> Stored rows

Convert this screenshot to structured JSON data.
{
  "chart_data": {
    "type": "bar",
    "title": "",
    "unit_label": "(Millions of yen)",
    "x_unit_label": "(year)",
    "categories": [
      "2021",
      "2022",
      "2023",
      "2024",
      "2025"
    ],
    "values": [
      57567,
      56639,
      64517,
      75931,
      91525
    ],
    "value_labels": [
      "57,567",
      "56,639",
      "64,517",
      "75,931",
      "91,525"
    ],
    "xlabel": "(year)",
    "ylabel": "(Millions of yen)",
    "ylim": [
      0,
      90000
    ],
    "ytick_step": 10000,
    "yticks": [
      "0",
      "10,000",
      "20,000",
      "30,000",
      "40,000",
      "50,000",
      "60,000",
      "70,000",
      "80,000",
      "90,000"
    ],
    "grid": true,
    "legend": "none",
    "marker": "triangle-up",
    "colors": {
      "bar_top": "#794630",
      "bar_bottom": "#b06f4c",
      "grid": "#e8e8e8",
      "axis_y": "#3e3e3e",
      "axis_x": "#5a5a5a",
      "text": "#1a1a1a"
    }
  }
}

> Required work
Write down the full listing again, exactly.

> Response for this exercise
Convert this screenshot to structured JSON data.
{
  "chart_data": {
    "type": "bar",
    "title": "",
    "unit_label": "(Millions of yen)",
    "x_unit_label": "(year)",
    "categories": [
      "2021",
      "2022",
      "2023",
      "2024",
      "2025"
    ],
    "values": [
      57567,
      56639,
      64517,
      75931,
      91525
    ],
    "value_labels": [
      "57,567",
      "56,639",
      "64,517",
      "75,931",
      "91,525"
    ],
    "xlabel": "(year)",
    "ylabel": "(Millions of yen)",
    "ylim": [
      0,
      90000
    ],
    "ytick_step": 10000,
    "yticks": [
      "0",
      "10,000",
      "20,000",
      "30,000",
      "40,000",
      "50,000",
      "60,000",
      "70,000",
      "80,000",
      "90,000"
    ],
    "grid": true,
    "legend": "none",
    "marker": "triangle-up",
    "colors": {
      "bar_top": "#794630",
      "bar_bottom": "#b06f4c",
      "grid": "#e8e8e8",
      "axis_y": "#3e3e3e",
      "axis_x": "#5a5a5a",
      "text": "#1a1a1a"
    }
  }
}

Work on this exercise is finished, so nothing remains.